Task directions: Transcribe the listing word for word.

---------- Given information

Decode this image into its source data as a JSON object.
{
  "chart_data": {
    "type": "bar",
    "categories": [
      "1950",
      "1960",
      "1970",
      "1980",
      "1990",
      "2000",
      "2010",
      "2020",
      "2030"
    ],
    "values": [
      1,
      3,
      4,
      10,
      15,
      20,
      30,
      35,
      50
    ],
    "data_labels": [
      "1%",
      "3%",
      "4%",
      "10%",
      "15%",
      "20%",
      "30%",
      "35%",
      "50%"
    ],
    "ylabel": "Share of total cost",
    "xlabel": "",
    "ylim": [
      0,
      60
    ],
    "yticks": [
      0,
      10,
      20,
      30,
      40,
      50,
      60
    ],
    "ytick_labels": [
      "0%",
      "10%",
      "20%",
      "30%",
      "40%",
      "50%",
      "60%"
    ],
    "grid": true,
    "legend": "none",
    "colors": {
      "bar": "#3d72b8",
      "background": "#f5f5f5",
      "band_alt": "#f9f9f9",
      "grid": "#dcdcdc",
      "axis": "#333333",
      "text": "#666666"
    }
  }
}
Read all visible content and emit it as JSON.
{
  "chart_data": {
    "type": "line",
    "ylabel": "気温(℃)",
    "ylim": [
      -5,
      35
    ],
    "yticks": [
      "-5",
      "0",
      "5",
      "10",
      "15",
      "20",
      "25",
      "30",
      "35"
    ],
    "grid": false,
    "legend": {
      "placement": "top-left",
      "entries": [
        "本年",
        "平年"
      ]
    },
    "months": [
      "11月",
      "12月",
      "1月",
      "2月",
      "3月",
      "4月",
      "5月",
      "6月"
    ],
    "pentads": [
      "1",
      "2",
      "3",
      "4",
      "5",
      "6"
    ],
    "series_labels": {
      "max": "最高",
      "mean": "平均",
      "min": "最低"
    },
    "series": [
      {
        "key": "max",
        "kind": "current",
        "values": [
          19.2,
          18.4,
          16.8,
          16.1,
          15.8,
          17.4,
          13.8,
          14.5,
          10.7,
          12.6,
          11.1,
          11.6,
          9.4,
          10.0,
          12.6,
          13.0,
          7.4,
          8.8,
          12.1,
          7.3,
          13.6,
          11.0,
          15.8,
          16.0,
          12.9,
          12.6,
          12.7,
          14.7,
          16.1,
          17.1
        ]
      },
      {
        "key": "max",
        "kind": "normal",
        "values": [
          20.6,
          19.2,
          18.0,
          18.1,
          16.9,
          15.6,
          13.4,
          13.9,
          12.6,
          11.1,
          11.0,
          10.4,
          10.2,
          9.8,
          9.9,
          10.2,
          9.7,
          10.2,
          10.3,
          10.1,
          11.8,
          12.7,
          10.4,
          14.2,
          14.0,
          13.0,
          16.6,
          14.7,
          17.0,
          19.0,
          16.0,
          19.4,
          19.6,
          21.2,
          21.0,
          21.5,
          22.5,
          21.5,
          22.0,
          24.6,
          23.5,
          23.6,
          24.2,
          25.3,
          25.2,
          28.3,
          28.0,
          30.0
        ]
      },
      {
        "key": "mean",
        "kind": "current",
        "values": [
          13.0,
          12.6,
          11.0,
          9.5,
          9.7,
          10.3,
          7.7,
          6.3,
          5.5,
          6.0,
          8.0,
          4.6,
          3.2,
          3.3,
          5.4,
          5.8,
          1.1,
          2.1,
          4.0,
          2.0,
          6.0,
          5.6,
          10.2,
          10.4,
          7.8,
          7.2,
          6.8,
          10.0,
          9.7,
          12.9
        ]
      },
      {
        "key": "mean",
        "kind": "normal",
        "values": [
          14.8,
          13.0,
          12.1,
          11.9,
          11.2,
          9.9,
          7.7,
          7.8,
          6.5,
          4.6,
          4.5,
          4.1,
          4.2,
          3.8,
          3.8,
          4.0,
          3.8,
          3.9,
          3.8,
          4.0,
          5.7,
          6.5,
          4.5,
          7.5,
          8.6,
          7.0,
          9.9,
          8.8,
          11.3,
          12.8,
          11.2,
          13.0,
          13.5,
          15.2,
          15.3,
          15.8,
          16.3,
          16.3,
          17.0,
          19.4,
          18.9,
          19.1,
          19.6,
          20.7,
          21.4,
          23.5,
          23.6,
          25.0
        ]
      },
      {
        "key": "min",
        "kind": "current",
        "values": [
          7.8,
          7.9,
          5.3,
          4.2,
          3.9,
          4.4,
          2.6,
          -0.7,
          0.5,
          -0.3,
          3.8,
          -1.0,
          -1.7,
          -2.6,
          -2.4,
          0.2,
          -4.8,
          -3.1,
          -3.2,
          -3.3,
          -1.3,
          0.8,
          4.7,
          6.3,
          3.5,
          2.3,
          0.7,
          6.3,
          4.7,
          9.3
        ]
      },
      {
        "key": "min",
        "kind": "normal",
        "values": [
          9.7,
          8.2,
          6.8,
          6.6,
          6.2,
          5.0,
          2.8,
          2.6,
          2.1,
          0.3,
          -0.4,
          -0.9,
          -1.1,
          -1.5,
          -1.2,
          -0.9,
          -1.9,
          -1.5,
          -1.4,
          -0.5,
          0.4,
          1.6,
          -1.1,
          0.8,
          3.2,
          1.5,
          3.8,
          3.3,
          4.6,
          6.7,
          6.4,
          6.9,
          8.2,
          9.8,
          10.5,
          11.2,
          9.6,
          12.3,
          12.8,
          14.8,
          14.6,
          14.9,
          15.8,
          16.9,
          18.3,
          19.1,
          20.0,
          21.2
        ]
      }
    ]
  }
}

--------------------

Task result:
Decode this image into its source data as a JSON object.
{
  "chart_data": {
    "type": "bar",
    "categories": [
      "1950",
      "1960",
      "1970",
      "1980",
      "1990",
      "2000",
      "2010",
      "2020",
      "2030"
    ],
    "values": [
      1,
      3,
      4,
      10,
      15,
      20,
      30,
      35,
      50
    ],
    "data_labels": [
      "1%",
      "3%",
      "4%",
      "10%",
      "15%",
      "20%",
      "30%",
      "35%",
      "50%"
    ],
    "ylabel": "Share of total cost",
    "xlabel": "",
    "ylim": [
      0,
      60
    ],
    "yticks": [
      0,
      10,
      20,
      30,
      40,
      50,
      60
    ],
    "ytick_labels": [
      "0%",
      "10%",
      "20%",
      "30%",
      "40%",
      "50%",
      "60%"
    ],
    "grid": true,
    "legend": "none",
    "colors": {
      "bar": "#3d72b8",
      "background": "#f5f5f5",
      "band_alt": "#f9f9f9",
      "grid": "#dcdcdc",
      "axis": "#333333",
      "text": "#666666"
    }
  }
}
Read all visible content and emit it as JSON.
{
  "chart_data": {
    "type": "line",
    "ylabel": "気温(℃)",
    "ylim": [
      -5,
      35
    ],
    "yticks": [
      "-5",
      "0",
      "5",
      "10",
      "15",
      "20",
      "25",
      "30",
      "35"
    ],
    "grid": false,
    "legend": {
      "placement": "top-left",
      "entries": [
        "本年",
        "平年"
      ]
    },
    "months": [
      "11月",
      "12月",
      "1月",
      "2月",
      "3月",
      "4月",
      "5月",
      "6月"
    ],
    "pentads": [
      "1",
      "2",
      "3",
      "4",
      "5",
      "6"
    ],
    "series_labels": {
      "max": "最高",
      "mean": "平均",
      "min": "最低"
    },
    "series": [
      {
        "key": "max",
        "kind": "current",
        "values": [
          19.2,
          18.4,
          16.8,
          16.1,
          15.8,
          17.4,
          13.8,
          14.5,
          10.7,
          12.6,
          11.1,
          11.6,
          9.4,
          10.0,
          12.6,
          13.0,
          7.4,
          8.8,
          12.1,
          7.3,
          13.6,
          11.0,
          15.8,
          16.0,
          12.9,
          12.6,
          12.7,
          14.7,
          16.1,
          17.1
        ]
      },
      {
        "key": "max",
        "kind": "normal",
        "values": [
          20.6,
          19.2,
          18.0,
          18.1,
          16.9,
          15.6,
          13.4,
          13.9,
          12.6,
          11.1,
          11.0,
          10.4,
          10.2,
          9.8,
          9.9,
          10.2,
          9.7,
          10.2,
          10.3,
          10.1,
          11.8,
          12.7,
          10.4,
          14.2,
          14.0,
          13.0,
          16.6,
          14.7,
          17.0,
          19.0,
          16.0,
          19.4,
          19.6,
          21.2,
          21.0,
          21.5,
          22.5,
          21.5,
          22.0,
          24.6,
          23.5,
          23.6,
          24.2,
          25.3,
          25.2,
          28.3,
          28.0,
          30.0
        ]
      },
      {
        "key": "mean",
        "kind": "current",
        "values": [
          13.0,
          12.6,
          11.0,
          9.5,
          9.7,
          10.3,
          7.7,
          6.3,
          5.5,
          6.0,
          8.0,
          4.6,
          3.2,
          3.3,
          5.4,
          5.8,
          1.1,
          2.1,
          4.0,
          2.0,
          6.0,
          5.6,
          10.2,
          10.4,
          7.8,
          7.2,
          6.8,
          10.0,
          9.7,
          12.9
        ]
      },
      {
        "key": "mean",
        "kind": "normal",
        "values": [
          14.8,
          13.0,
          12.1,
          11.9,
          11.2,
          9.9,
          7.7,
          7.8,
          6.5,
          4.6,
          4.5,
          4.1,
          4.2,
          3.8,
          3.8,
          4.0,
          3.8,
          3.9,
          3.8,
          4.0,
          5.7,
          6.5,
          4.5,
          7.5,
          8.6,
          7.0,
          9.9,
          8.8,
          11.3,
          12.8,
          11.2,
          13.0,
          13.5,
          15.2,
          15.3,
          15.8,
          16.3,
          16.3,
          17.0,
          19.4,
          18.9,
          19.1,
          19.6,
          20.7,
          21.4,
          23.5,
          23.6,
          25.0
        ]
      },
      {
        "key": "min",
        "kind": "current",
        "values": [
          7.8,
          7.9,
          5.3,
          4.2,
          3.9,
          4.4,
          2.6,
          -0.7,
          0.5,
          -0.3,
          3.8,
          -1.0,
          -1.7,
          -2.6,
          -2.4,
          0.2,
          -4.8,
          -3.1,
          -3.2,
          -3.3,
          -1.3,
          0.8,
          4.7,
          6.3,
          3.5,
          2.3,
          0.7,
          6.3,
          4.7,
          9.3
        ]
      },
      {
        "key": "min",
        "kind": "normal",
        "values": [
          9.7,
          8.2,
          6.8,
          6.6,
          6.2,
          5.0,
          2.8,
          2.6,
          2.1,
          0.3,
          -0.4,
          -0.9,
          -1.1,
          -1.5,
          -1.2,
          -0.9,
          -1.9,
          -1.5,
          -1.4,
          -0.5,
          0.4,
          1.6,
          -1.1,
          0.8,
          3.2,
          1.5,
          3.8,
          3.3,
          4.6,
          6.7,
          6.4,
          6.9,
          8.2,
          9.8,
          10.5,
          11.2,
          9.6,
          12.3,
          12.8,
          14.8,
          14.6,
          14.9,
          15.8,
          16.9,
          18.3,
          19.1,
          20.0,
          21.2
        ]
      }
    ]
  }
}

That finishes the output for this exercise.